- [Text to read]
..........
Mad River Township is one of the twelve townships of Champaign County, Ohio, United States. As of the 2010 census the population was 2,821.

Geography
Located in the southwestern part of the county, it borders the following townships:
Concord Township - north
Salem Township - northeast corner
Urbana Township - east
Moorefield Township, Clark County - southeast corner
German Township, Clark County - south
Pike Township, Clark County - southwest corner
Jackson Township - west
Johnson Township - northwest

No municipalities are located in Mad River Township, although the unincorporated communities of Thackery and Westville lie in the township's southwest and northeast respectively.

Name and history
Mad River Township was organized in 1805.

Named for the river that flows through it, it is one of three Mad River townships statewide. The other townships of this name are located in Clark and Montgomery counties.
..........
- [Data excerpts]
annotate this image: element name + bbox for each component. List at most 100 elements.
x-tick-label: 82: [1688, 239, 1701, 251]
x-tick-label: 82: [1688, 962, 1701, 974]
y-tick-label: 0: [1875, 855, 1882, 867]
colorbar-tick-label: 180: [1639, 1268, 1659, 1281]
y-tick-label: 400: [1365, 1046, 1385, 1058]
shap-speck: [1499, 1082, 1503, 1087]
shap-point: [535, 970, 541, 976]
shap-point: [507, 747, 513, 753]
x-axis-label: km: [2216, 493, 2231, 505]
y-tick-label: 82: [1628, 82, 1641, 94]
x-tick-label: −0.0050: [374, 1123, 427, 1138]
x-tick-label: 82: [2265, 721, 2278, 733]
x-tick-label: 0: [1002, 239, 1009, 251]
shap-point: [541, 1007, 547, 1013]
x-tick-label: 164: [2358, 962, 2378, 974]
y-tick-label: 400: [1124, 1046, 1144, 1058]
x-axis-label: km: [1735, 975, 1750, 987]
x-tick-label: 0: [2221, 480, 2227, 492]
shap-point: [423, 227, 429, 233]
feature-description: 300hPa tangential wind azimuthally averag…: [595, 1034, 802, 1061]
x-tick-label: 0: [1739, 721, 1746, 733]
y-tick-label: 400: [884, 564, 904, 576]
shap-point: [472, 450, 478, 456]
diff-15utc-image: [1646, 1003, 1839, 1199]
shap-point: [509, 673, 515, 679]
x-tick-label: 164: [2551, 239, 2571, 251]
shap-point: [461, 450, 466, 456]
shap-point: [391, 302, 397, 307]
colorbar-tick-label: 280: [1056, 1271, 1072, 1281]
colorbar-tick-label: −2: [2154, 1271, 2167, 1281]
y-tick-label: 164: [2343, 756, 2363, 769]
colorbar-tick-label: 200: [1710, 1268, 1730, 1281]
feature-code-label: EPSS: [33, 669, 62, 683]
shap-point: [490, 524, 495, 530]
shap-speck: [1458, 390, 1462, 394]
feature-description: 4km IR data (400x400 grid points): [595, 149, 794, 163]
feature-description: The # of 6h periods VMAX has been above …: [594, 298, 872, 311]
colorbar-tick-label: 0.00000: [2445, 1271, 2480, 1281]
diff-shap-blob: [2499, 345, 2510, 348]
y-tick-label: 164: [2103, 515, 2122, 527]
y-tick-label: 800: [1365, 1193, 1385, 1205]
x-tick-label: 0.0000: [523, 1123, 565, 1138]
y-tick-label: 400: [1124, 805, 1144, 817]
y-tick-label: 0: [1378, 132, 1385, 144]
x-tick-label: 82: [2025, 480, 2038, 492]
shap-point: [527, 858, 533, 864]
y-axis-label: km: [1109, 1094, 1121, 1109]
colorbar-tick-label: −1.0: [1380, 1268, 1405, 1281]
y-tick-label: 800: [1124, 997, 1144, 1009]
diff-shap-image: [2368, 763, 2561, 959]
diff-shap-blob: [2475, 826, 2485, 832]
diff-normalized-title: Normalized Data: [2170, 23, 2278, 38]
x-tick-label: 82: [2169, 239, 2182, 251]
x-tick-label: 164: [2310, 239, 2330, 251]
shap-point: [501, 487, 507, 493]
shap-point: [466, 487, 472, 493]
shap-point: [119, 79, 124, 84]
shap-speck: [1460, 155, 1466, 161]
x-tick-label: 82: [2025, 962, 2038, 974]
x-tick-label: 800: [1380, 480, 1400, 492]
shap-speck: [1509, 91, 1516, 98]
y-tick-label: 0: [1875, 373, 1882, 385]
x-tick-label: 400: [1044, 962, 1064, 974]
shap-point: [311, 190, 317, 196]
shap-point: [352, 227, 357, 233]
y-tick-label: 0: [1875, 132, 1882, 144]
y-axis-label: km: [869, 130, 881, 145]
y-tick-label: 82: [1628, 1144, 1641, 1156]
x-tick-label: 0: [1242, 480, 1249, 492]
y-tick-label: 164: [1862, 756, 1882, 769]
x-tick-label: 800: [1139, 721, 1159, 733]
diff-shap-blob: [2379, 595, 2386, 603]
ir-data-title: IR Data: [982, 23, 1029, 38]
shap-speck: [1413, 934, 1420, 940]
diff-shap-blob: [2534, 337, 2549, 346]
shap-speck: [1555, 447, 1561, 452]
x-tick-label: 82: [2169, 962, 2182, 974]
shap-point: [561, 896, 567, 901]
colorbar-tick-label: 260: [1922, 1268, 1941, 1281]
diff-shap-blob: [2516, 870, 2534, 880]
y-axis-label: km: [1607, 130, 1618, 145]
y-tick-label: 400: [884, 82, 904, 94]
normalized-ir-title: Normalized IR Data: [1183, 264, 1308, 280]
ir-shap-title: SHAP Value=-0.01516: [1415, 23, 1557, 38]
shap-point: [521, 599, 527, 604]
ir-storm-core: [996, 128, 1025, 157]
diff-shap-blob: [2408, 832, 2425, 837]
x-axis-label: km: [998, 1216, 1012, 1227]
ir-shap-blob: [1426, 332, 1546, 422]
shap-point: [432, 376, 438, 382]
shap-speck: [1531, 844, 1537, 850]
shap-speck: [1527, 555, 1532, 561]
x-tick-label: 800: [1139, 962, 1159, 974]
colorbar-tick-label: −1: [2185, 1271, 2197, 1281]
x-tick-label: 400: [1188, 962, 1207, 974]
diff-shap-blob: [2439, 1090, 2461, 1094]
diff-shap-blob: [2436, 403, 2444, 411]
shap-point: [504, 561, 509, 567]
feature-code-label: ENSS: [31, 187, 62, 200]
..........
- [Given instruction A] Name every township that the township text lists as bordering Mad River Township.
- [Given instruction B] Rewrite the section of the township text that begins with the words containing "Mad River Township is" and ends with "and northeast respectively.", putting "Clark County, Ohio" in place of "Clark County".
- [Given instruction C] According to the township text, in what year was Mad River Township organized?
The data here comes from a different source than the township text.

- [Expected output A] Concord Township, Salem Township, Urbana Township, Moorefield Township (Clark County), German Township (Clark County), Pike Township (Clark County), Jackson Township, Johnson Township

- [Expected output B]
Mad River Township is one of the twelve townships of Champaign County, Ohio, United States. As of the 2010 census the population was 2,821.

Geography
Located in the southwestern part of the county, it borders the following townships:
Concord Township - north
Salem Township - northeast corner
Urbana Township - east
Moorefield Township, Clark County, Ohio - southeast corner
German Township, Clark County, Ohio - south
Pike Township, Clark County, Ohio - southwest corner
Jackson Township - west
Johnson Township - northwest

No municipalities are located in Mad River Township, although the unincorporated communities of Thackery and Westville lie in the township's southwest and northeast respectively.

- [Expected output C] 1805